The exercise:
Filter the listing and keep only the lines with the word "title".

[START Dataset records]

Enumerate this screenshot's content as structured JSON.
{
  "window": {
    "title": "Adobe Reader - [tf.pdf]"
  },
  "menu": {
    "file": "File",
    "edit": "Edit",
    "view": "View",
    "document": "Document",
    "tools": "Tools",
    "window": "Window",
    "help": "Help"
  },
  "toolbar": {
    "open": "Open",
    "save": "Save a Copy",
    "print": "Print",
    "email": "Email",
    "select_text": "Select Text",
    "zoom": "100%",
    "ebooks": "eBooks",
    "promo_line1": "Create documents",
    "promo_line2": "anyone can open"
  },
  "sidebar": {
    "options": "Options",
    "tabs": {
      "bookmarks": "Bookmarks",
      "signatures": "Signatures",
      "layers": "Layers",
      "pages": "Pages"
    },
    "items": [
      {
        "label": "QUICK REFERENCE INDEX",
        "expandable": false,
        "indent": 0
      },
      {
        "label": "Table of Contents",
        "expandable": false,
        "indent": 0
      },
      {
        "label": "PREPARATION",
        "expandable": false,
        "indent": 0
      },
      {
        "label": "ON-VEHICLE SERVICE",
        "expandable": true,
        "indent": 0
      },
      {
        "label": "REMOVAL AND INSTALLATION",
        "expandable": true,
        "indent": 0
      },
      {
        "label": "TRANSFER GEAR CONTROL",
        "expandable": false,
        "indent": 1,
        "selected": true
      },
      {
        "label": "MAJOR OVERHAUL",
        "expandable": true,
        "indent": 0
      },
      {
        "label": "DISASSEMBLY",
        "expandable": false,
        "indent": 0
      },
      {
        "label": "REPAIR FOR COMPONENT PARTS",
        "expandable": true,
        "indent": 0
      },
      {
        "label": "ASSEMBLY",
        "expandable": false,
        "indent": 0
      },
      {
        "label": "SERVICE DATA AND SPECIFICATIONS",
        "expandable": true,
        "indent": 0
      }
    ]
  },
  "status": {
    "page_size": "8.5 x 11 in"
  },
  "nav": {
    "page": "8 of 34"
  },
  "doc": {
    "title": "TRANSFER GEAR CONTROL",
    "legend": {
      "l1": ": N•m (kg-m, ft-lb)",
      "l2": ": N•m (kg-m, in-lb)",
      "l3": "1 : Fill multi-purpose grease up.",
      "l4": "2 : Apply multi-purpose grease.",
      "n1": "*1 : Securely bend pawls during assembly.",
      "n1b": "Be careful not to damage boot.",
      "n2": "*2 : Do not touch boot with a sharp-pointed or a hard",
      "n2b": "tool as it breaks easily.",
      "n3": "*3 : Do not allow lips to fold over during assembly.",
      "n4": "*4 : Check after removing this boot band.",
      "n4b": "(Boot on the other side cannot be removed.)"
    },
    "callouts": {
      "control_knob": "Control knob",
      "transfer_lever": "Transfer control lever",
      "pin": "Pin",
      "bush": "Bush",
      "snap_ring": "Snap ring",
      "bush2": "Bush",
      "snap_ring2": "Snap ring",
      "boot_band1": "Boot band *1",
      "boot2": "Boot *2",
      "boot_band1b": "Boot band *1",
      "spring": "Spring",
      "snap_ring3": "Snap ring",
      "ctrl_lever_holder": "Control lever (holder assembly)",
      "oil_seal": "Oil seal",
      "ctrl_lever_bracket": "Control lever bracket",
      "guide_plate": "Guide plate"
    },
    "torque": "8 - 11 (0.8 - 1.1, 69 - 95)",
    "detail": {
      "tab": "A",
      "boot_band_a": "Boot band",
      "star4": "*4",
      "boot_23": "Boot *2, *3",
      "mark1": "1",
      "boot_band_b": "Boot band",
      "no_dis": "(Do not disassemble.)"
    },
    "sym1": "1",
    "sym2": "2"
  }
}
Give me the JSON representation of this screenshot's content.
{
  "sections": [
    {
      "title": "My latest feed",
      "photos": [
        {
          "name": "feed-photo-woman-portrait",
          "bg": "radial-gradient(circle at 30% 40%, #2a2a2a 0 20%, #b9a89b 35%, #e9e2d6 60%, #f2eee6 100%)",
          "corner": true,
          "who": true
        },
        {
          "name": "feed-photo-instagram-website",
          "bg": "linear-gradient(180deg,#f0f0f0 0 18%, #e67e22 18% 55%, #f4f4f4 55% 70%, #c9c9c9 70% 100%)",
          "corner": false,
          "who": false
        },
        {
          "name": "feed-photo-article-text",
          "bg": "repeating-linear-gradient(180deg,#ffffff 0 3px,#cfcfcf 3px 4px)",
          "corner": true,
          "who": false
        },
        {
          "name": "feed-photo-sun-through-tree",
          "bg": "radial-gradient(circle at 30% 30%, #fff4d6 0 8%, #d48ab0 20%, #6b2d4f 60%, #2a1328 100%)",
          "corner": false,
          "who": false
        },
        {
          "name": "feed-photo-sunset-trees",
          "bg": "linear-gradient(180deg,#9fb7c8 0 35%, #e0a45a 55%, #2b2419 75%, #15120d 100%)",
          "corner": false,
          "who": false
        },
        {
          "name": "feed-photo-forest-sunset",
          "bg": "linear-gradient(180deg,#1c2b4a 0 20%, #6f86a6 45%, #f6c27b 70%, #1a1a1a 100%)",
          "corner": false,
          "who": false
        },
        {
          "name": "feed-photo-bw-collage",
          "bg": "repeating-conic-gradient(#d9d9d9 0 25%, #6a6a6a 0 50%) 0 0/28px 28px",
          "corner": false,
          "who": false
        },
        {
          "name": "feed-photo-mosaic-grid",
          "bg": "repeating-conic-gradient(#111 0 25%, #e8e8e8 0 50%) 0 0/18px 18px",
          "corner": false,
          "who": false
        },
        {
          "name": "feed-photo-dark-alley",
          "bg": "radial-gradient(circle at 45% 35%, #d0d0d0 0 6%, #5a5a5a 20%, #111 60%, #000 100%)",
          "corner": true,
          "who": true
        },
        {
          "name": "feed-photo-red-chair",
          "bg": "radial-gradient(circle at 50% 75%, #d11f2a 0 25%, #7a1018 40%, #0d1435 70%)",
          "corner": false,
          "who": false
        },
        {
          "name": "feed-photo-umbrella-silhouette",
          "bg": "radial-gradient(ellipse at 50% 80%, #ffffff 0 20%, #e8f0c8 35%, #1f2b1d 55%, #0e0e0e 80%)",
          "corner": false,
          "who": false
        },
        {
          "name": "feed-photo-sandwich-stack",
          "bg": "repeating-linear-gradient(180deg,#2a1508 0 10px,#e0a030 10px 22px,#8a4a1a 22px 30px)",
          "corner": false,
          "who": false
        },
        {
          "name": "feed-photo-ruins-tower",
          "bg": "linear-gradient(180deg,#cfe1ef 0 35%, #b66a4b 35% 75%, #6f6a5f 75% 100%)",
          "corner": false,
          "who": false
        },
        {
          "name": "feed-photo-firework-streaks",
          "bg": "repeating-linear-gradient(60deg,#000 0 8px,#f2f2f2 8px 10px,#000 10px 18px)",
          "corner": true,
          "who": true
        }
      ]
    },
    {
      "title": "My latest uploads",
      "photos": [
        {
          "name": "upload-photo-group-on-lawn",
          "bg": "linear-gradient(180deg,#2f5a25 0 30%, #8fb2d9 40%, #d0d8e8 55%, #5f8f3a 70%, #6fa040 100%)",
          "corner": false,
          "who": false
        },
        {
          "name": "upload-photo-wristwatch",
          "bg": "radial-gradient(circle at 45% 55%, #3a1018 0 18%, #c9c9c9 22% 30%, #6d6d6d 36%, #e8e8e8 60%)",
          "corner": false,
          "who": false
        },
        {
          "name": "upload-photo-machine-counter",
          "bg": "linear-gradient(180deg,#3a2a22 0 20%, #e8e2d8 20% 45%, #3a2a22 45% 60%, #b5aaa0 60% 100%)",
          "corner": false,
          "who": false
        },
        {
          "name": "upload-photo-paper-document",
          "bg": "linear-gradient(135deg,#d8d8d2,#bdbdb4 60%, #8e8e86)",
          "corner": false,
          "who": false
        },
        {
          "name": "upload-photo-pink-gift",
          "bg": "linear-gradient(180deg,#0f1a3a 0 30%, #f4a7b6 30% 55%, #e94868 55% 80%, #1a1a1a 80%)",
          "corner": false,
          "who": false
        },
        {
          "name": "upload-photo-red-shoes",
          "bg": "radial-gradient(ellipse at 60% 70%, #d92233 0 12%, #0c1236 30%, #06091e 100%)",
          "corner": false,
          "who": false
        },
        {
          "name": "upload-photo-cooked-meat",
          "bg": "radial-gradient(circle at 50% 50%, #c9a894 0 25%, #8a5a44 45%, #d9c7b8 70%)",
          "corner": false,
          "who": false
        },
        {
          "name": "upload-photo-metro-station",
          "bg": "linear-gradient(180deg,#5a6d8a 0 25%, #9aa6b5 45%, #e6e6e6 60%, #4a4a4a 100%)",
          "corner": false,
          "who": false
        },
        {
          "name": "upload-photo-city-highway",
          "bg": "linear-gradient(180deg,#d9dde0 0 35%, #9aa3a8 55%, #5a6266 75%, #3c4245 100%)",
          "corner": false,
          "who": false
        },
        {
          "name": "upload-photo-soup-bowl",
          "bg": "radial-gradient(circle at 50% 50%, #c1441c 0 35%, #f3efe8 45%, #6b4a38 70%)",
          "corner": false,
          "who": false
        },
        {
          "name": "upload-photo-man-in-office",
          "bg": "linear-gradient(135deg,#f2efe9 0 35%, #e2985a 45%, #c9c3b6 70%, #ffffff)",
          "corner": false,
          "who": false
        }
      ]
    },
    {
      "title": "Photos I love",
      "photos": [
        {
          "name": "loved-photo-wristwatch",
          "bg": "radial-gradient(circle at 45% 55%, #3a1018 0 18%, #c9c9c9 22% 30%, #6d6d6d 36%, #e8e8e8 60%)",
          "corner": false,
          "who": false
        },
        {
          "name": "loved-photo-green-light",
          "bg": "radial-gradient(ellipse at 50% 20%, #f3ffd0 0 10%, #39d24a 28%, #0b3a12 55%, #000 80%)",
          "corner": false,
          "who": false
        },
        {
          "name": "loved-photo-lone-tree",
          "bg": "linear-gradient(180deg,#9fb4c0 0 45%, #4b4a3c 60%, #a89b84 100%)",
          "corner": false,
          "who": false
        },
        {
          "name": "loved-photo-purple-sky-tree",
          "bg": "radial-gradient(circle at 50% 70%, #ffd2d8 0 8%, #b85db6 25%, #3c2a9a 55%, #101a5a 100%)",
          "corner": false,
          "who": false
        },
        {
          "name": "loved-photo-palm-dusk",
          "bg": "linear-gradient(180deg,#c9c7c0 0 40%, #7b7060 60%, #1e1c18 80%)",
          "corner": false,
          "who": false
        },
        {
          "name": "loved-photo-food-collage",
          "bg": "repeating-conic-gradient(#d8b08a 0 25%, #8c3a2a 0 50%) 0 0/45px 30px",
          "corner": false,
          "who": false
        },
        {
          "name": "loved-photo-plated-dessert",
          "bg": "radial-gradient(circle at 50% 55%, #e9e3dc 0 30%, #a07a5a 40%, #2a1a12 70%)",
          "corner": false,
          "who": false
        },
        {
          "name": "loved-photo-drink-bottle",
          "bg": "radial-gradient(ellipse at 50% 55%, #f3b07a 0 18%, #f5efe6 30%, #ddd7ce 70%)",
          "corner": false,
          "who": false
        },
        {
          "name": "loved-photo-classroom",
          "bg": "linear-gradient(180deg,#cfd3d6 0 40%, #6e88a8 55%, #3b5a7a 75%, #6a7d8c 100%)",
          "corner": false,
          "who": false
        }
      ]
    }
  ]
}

[END Dataset records]

Output of the task:
    "title": "Adobe Reader - [tf.pdf]"
    "title": "TRANSFER GEAR CONTROL",
      "title": "My latest feed",
      "title": "My latest uploads",
      "title": "Photos I love",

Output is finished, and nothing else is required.